:: The data ::
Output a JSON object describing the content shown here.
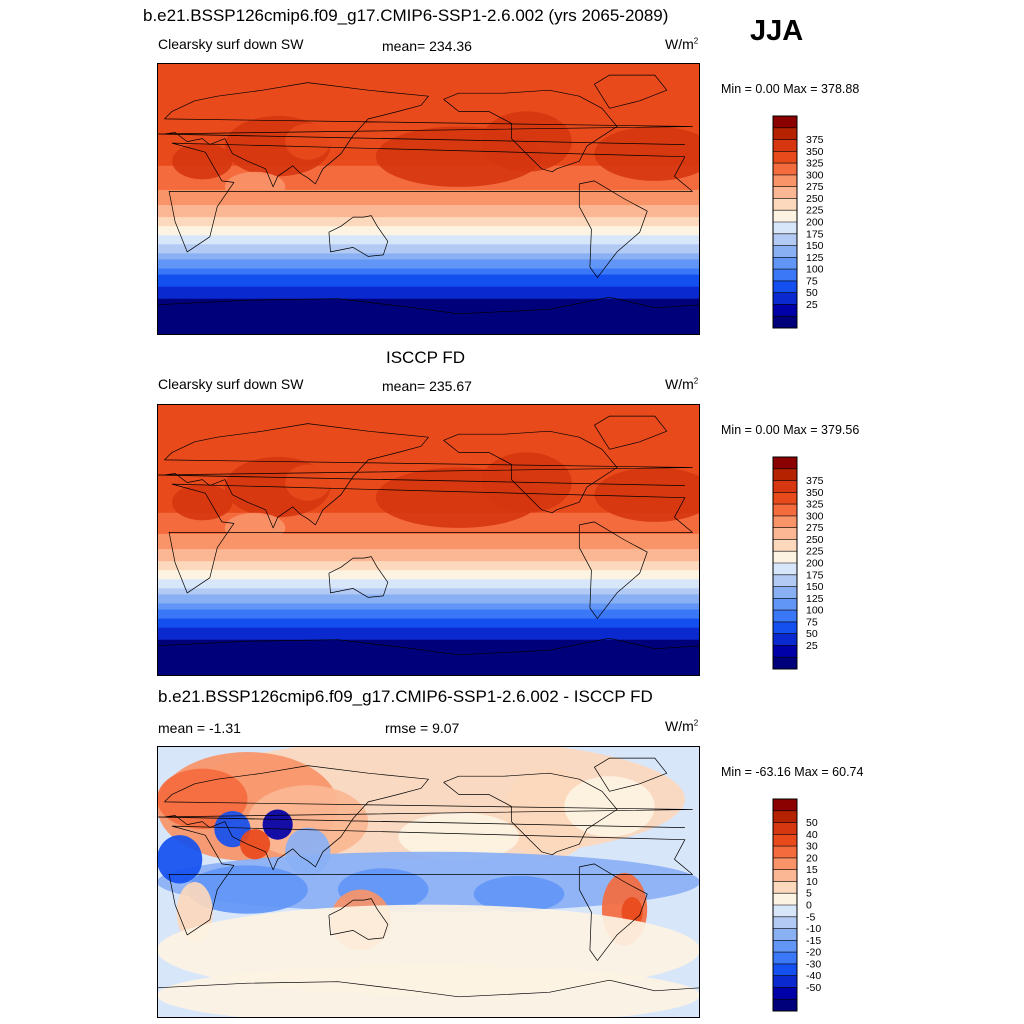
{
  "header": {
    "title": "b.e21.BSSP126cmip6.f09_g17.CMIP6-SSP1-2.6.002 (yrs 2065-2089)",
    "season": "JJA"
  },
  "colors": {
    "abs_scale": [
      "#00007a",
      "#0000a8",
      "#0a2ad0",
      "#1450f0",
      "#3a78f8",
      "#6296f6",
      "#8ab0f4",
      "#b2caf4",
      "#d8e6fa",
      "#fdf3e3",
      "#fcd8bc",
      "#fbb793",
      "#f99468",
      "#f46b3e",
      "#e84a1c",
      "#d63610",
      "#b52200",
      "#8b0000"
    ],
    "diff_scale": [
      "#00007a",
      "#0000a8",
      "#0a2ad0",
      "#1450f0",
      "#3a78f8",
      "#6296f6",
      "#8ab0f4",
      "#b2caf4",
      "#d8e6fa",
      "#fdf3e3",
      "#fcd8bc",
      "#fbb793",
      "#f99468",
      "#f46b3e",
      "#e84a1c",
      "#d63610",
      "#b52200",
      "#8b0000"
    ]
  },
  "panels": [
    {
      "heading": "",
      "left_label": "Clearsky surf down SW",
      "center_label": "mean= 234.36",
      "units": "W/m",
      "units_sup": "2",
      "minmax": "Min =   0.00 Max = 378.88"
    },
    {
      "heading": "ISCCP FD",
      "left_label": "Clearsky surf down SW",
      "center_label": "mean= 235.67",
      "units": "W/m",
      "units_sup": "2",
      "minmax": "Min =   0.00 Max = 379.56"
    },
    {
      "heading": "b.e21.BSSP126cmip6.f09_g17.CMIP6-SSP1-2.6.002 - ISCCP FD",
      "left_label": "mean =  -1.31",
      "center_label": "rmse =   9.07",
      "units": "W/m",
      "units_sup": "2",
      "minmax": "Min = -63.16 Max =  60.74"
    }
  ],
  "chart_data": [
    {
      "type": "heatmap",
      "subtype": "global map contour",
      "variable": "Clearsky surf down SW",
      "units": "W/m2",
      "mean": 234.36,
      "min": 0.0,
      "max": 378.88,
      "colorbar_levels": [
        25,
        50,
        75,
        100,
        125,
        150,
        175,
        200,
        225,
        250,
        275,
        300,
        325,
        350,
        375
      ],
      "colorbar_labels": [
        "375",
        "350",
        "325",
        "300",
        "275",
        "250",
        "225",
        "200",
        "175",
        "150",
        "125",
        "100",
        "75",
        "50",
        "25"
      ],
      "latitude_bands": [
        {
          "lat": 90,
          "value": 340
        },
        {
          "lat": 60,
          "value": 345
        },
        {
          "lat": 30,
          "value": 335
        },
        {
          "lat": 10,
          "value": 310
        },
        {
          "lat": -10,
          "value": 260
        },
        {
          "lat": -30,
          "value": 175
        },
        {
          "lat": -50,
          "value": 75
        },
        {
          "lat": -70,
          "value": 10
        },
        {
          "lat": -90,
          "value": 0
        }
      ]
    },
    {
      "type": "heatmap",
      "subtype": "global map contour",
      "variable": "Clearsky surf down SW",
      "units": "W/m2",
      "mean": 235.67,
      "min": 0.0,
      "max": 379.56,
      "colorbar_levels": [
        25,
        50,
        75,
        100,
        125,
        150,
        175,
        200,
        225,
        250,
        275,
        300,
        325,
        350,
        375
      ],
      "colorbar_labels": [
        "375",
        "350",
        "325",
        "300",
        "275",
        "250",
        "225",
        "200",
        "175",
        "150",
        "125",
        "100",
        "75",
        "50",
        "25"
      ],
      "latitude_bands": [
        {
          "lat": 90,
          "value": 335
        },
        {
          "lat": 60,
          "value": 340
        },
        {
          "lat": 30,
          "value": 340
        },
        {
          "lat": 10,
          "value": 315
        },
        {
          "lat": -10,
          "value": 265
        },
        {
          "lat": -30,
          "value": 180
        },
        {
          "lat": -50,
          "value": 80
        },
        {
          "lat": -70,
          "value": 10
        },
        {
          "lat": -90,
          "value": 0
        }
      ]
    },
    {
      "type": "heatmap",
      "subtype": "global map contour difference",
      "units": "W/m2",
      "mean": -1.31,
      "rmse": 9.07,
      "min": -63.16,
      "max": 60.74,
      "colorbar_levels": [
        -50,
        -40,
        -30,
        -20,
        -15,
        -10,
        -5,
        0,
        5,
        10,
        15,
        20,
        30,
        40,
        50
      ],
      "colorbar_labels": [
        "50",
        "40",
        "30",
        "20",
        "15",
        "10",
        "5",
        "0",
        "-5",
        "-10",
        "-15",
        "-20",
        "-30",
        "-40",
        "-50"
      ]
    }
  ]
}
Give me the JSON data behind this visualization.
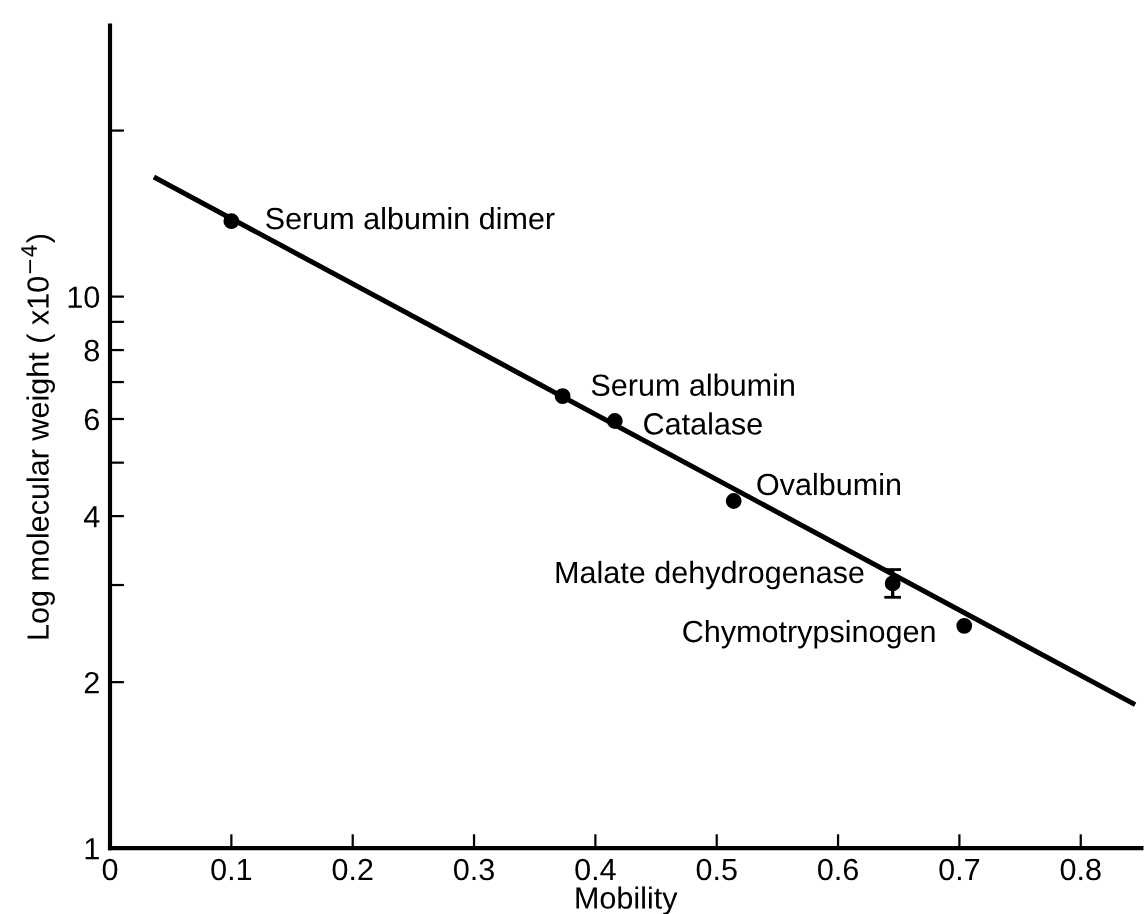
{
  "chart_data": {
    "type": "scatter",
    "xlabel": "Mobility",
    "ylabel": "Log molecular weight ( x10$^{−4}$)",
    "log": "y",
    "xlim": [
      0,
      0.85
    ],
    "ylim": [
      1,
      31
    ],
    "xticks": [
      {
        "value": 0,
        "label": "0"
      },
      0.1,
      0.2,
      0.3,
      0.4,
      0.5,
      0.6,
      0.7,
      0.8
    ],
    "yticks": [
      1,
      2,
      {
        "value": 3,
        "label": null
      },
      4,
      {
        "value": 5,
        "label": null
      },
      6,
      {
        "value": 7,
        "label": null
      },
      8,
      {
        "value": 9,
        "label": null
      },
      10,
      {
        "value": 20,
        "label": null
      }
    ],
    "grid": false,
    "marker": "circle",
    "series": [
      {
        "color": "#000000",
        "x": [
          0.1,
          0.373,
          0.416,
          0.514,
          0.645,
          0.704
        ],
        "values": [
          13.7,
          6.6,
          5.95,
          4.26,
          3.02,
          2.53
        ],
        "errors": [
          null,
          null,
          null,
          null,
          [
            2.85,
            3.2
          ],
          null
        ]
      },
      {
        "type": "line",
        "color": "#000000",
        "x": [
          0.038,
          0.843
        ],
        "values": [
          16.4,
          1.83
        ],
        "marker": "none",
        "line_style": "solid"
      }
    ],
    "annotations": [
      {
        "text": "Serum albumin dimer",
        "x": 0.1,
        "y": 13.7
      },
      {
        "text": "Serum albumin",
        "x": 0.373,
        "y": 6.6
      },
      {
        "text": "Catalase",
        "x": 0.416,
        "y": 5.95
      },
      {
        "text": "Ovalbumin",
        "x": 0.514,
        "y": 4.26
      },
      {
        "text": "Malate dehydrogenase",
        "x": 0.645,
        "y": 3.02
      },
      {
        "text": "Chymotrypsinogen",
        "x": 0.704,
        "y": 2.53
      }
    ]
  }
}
:::
* _Brief_
Pictures don't belong in the copy. Restate all the entries exactly.

* _Exercise answer_
Output a JSON object describing the content shown here.
{
  "header": {
    "title": "b.e21.BSSP126cmip6.f09_g17.CMIP6-SSP1-2.6.002 (yrs 2065-2089)",
    "season": "JJA"
  },
  "colors": {
    "abs_scale": [
      "#00007a",
      "#0000a8",
      "#0a2ad0",
      "#1450f0",
      "#3a78f8",
      "#6296f6",
      "#8ab0f4",
      "#b2caf4",
      "#d8e6fa",
      "#fdf3e3",
      "#fcd8bc",
      "#fbb793",
      "#f99468",
      "#f46b3e",
      "#e84a1c",
      "#d63610",
      "#b52200",
      "#8b0000"
    ],
    "diff_scale": [
      "#00007a",
      "#0000a8",
      "#0a2ad0",
      "#1450f0",
      "#3a78f8",
      "#6296f6",
      "#8ab0f4",
      "#b2caf4",
      "#d8e6fa",
      "#fdf3e3",
      "#fcd8bc",
      "#fbb793",
      "#f99468",
      "#f46b3e",
      "#e84a1c",
      "#d63610",
      "#b52200",
      "#8b0000"
    ]
  },
  "panels": [
    {
      "heading": "",
      "left_label": "Clearsky surf down SW",
      "center_label": "mean= 234.36",
      "units": "W/m",
      "units_sup": "2",
      "minmax": "Min =   0.00 Max = 378.88"
    },
    {
      "heading": "ISCCP FD",
      "left_label": "Clearsky surf down SW",
      "center_label": "mean= 235.67",
      "units": "W/m",
      "units_sup": "2",
      "minmax": "Min =   0.00 Max = 379.56"
    },
    {
      "heading": "b.e21.BSSP126cmip6.f09_g17.CMIP6-SSP1-2.6.002 - ISCCP FD",
      "left_label": "mean =  -1.31",
      "center_label": "rmse =   9.07",
      "units": "W/m",
      "units_sup": "2",
      "minmax": "Min = -63.16 Max =  60.74"
    }
  ],
  "chart_data": [
    {
      "type": "heatmap",
      "subtype": "global map contour",
      "variable": "Clearsky surf down SW",
      "units": "W/m2",
      "mean": 234.36,
      "min": 0.0,
      "max": 378.88,
      "colorbar_levels": [
        25,
        50,
        75,
        100,
        125,
        150,
        175,
        200,
        225,
        250,
        275,
        300,
        325,
        350,
        375
      ],
      "colorbar_labels": [
        "375",
        "350",
        "325",
        "300",
        "275",
        "250",
        "225",
        "200",
        "175",
        "150",
        "125",
        "100",
        "75",
        "50",
        "25"
      ],
      "latitude_bands": [
        {
          "lat": 90,
          "value": 340
        },
        {
          "lat": 60,
          "value": 345
        },
        {
          "lat": 30,
          "value": 335
        },
        {
          "lat": 10,
          "value": 310
        },
        {
          "lat": -10,
          "value": 260
        },
        {
          "lat": -30,
          "value": 175
        },
        {
          "lat": -50,
          "value": 75
        },
        {
          "lat": -70,
          "value": 10
        },
        {
          "lat": -90,
          "value": 0
        }
      ]
    },
    {
      "type": "heatmap",
      "subtype": "global map contour",
      "variable": "Clearsky surf down SW",
      "units": "W/m2",
      "mean": 235.67,
      "min": 0.0,
      "max": 379.56,
      "colorbar_levels": [
        25,
        50,
        75,
        100,
        125,
        150,
        175,
        200,
        225,
        250,
        275,
        300,
        325,
        350,
        375
      ],
      "colorbar_labels": [
        "375",
        "350",
        "325",
        "300",
        "275",
        "250",
        "225",
        "200",
        "175",
        "150",
        "125",
        "100",
        "75",
        "50",
        "25"
      ],
      "latitude_bands": [
        {
          "lat": 90,
          "value": 335
        },
        {
          "lat": 60,
          "value": 340
        },
        {
          "lat": 30,
          "value": 340
        },
        {
          "lat": 10,
          "value": 315
        },
        {
          "lat": -10,
          "value": 265
        },
        {
          "lat": -30,
          "value": 180
        },
        {
          "lat": -50,
          "value": 80
        },
        {
          "lat": -70,
          "value": 10
        },
        {
          "lat": -90,
          "value": 0
        }
      ]
    },
    {
      "type": "heatmap",
      "subtype": "global map contour difference",
      "units": "W/m2",
      "mean": -1.31,
      "rmse": 9.07,
      "min": -63.16,
      "max": 60.74,
      "colorbar_levels": [
        -50,
        -40,
        -30,
        -20,
        -15,
        -10,
        -5,
        0,
        5,
        10,
        15,
        20,
        30,
        40,
        50
      ],
      "colorbar_labels": [
        "50",
        "40",
        "30",
        "20",
        "15",
        "10",
        "5",
        "0",
        "-5",
        "-10",
        "-15",
        "-20",
        "-30",
        "-40",
        "-50"
      ]
    }
  ]
}
Give me the JSON data behind this visualization.
{
  "chart_data": {
    "type": "scatter",
    "xlabel": "Mobility",
    "ylabel": "Log molecular weight ( x10$^{−4}$)",
    "log": "y",
    "xlim": [
      0,
      0.85
    ],
    "ylim": [
      1,
      31
    ],
    "xticks": [
      {
        "value": 0,
        "label": "0"
      },
      0.1,
      0.2,
      0.3,
      0.4,
      0.5,
      0.6,
      0.7,
      0.8
    ],
    "yticks": [
      1,
      2,
      {
        "value": 3,
        "label": null
      },
      4,
      {
        "value": 5,
        "label": null
      },
      6,
      {
        "value": 7,
        "label": null
      },
      8,
      {
        "value": 9,
        "label": null
      },
      10,
      {
        "value": 20,
        "label": null
      }
    ],
    "grid": false,
    "marker": "circle",
    "series": [
      {
        "color": "#000000",
        "x": [
          0.1,
          0.373,
          0.416,
          0.514,
          0.645,
          0.704
        ],
        "values": [
          13.7,
          6.6,
          5.95,
          4.26,
          3.02,
          2.53
        ],
        "errors": [
          null,
          null,
          null,
          null,
          [
            2.85,
            3.2
          ],
          null
        ]
      },
      {
        "type": "line",
        "color": "#000000",
        "x": [
          0.038,
          0.843
        ],
        "values": [
          16.4,
          1.83
        ],
        "marker": "none",
        "line_style": "solid"
      }
    ],
    "annotations": [
      {
        "text": "Serum albumin dimer",
        "x": 0.1,
        "y": 13.7
      },
      {
        "text": "Serum albumin",
        "x": 0.373,
        "y": 6.6
      },
      {
        "text": "Catalase",
        "x": 0.416,
        "y": 5.95
      },
      {
        "text": "Ovalbumin",
        "x": 0.514,
        "y": 4.26
      },
      {
        "text": "Malate dehydrogenase",
        "x": 0.645,
        "y": 3.02
      },
      {
        "text": "Chymotrypsinogen",
        "x": 0.704,
        "y": 2.53
      }
    ]
  }
}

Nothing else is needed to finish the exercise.